- [SHORT EXERCISE]: Every line holding the string "CSIT" should be gathered.

======== TASK MATERIAL ========

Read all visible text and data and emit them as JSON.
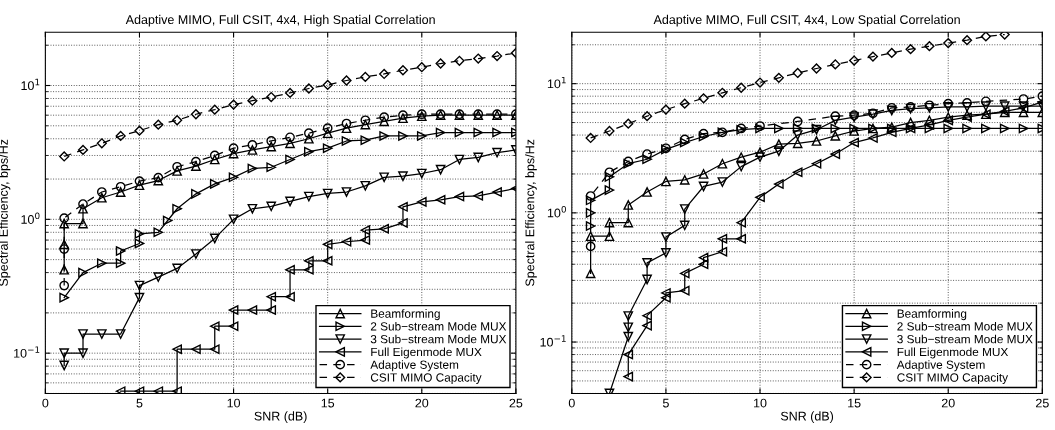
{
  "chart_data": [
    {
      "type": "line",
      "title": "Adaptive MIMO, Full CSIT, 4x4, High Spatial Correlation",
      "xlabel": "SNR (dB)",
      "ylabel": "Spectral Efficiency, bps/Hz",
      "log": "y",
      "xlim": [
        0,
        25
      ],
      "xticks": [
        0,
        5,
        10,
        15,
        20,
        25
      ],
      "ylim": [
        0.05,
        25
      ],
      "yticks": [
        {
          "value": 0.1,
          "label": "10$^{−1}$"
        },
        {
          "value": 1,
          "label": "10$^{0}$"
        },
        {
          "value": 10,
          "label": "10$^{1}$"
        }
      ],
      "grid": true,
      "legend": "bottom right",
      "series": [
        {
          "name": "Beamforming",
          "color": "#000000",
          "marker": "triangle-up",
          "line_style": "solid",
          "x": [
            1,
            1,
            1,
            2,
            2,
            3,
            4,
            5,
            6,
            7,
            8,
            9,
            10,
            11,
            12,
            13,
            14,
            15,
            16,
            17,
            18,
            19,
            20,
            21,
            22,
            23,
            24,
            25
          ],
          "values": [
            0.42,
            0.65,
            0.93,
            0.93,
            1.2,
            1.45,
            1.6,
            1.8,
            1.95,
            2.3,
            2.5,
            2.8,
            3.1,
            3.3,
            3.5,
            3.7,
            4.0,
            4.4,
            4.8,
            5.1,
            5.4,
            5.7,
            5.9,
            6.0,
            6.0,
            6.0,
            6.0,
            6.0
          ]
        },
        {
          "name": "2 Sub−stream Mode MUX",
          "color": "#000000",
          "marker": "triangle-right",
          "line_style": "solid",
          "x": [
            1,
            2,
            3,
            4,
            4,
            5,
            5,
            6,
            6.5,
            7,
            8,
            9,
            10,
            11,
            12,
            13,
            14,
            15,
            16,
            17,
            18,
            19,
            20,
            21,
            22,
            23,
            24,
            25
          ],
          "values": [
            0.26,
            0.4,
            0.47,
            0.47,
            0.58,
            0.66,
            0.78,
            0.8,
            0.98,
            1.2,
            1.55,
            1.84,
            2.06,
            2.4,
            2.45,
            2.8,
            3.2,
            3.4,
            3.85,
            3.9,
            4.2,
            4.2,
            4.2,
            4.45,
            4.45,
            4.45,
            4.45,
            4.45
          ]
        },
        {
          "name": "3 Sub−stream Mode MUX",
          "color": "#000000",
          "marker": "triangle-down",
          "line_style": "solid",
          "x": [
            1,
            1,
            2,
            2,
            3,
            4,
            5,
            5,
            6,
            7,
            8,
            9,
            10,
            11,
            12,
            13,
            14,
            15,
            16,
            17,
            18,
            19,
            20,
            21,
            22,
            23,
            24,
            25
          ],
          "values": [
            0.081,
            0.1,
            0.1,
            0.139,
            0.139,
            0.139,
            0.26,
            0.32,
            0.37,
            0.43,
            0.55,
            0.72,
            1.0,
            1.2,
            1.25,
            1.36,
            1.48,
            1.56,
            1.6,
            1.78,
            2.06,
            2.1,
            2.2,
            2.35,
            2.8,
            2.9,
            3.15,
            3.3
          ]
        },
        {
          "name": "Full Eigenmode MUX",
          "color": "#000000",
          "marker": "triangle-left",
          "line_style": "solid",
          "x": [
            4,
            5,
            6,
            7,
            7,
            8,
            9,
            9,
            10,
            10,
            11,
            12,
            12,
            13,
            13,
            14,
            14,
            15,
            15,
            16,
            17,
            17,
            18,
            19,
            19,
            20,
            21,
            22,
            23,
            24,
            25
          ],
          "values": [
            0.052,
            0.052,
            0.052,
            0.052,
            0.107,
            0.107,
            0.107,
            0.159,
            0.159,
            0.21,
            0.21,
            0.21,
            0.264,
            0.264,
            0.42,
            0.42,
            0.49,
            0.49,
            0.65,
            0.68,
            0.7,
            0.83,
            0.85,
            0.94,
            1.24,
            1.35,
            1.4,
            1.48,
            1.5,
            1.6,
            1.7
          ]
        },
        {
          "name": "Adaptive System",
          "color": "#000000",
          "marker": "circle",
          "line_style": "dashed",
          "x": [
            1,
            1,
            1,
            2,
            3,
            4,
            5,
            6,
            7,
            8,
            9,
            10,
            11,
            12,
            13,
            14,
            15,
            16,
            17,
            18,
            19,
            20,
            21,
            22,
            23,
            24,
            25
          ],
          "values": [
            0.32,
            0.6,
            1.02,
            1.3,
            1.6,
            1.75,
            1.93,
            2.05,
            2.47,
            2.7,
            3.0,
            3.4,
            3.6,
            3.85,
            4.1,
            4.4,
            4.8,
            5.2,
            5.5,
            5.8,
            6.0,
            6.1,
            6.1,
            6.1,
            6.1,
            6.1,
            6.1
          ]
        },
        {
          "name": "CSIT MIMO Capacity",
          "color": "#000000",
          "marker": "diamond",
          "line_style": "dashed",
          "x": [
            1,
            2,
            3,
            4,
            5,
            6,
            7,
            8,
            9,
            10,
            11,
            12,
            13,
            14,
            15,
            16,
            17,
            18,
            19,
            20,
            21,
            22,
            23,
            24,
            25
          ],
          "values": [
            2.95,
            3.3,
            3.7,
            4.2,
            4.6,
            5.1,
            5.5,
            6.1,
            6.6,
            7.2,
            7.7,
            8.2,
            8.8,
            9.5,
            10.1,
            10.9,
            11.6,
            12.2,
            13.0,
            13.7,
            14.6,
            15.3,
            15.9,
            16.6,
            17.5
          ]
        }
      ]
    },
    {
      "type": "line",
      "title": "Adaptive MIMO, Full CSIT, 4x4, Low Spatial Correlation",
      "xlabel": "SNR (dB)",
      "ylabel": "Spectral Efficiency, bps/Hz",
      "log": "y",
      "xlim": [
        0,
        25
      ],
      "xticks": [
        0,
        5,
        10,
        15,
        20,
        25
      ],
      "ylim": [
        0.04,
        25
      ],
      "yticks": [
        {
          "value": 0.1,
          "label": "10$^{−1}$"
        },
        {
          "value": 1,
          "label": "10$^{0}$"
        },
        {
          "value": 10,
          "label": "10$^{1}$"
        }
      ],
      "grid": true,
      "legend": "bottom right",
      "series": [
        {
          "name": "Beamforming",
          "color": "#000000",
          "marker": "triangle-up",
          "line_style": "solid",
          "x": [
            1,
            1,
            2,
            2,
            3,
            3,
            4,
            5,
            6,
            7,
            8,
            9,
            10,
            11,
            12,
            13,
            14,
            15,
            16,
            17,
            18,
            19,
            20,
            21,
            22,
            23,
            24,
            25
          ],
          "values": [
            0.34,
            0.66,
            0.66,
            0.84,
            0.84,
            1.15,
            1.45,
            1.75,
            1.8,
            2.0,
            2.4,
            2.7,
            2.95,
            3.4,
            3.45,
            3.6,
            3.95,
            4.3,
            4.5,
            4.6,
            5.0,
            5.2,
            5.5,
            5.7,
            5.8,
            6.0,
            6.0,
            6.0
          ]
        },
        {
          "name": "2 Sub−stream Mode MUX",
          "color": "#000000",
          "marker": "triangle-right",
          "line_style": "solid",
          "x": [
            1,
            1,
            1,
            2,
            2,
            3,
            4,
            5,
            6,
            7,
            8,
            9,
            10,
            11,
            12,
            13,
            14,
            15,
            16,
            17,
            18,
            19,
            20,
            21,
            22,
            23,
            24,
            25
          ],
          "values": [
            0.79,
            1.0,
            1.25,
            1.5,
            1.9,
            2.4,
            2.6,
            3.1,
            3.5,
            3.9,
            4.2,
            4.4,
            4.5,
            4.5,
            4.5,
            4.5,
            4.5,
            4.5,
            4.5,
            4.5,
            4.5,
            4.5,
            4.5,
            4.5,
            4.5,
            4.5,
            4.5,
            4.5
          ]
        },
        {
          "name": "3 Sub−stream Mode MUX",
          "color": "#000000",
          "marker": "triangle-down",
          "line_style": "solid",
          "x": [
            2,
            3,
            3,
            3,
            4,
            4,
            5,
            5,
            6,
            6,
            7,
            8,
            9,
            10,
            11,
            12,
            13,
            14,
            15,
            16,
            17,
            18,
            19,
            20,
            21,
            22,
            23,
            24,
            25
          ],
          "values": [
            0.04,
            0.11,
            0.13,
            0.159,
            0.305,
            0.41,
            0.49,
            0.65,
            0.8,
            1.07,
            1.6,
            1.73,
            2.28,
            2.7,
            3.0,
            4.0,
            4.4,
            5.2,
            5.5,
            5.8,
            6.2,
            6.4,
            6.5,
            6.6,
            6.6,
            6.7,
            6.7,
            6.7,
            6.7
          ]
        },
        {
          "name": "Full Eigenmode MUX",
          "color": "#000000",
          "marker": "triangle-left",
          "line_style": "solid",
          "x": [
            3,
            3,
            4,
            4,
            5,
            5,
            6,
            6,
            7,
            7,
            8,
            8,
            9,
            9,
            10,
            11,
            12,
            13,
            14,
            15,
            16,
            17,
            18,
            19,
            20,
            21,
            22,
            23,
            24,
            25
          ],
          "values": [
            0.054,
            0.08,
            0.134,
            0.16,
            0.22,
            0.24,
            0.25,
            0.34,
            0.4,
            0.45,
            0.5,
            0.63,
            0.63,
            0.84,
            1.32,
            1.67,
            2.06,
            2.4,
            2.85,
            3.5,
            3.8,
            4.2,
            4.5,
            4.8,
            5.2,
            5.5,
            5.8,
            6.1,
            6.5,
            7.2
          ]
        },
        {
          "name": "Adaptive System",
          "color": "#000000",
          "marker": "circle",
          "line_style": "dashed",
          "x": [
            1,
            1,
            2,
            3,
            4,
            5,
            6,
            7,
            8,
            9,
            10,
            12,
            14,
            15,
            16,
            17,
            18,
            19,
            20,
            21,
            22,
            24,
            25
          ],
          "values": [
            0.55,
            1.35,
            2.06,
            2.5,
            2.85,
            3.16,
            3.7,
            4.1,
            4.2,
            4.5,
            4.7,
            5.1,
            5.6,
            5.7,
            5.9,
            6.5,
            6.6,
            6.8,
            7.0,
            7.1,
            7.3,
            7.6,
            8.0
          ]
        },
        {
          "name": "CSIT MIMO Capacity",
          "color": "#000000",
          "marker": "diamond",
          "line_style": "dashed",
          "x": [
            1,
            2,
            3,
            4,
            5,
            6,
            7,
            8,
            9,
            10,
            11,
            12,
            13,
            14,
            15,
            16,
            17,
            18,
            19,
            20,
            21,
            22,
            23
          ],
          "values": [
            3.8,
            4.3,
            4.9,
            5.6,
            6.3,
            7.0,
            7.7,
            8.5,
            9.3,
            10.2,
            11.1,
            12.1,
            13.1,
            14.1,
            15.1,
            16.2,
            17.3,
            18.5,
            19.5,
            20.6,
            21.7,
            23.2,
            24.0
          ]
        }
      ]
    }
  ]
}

========

- [TASK SOLUTION]:
      "title": "Adaptive MIMO, Full CSIT, 4x4, High Spatial Correlation",
          "name": "CSIT MIMO Capacity",
      "title": "Adaptive MIMO, Full CSIT, 4x4, Low Spatial Correlation",
          "name": "CSIT MIMO Capacity",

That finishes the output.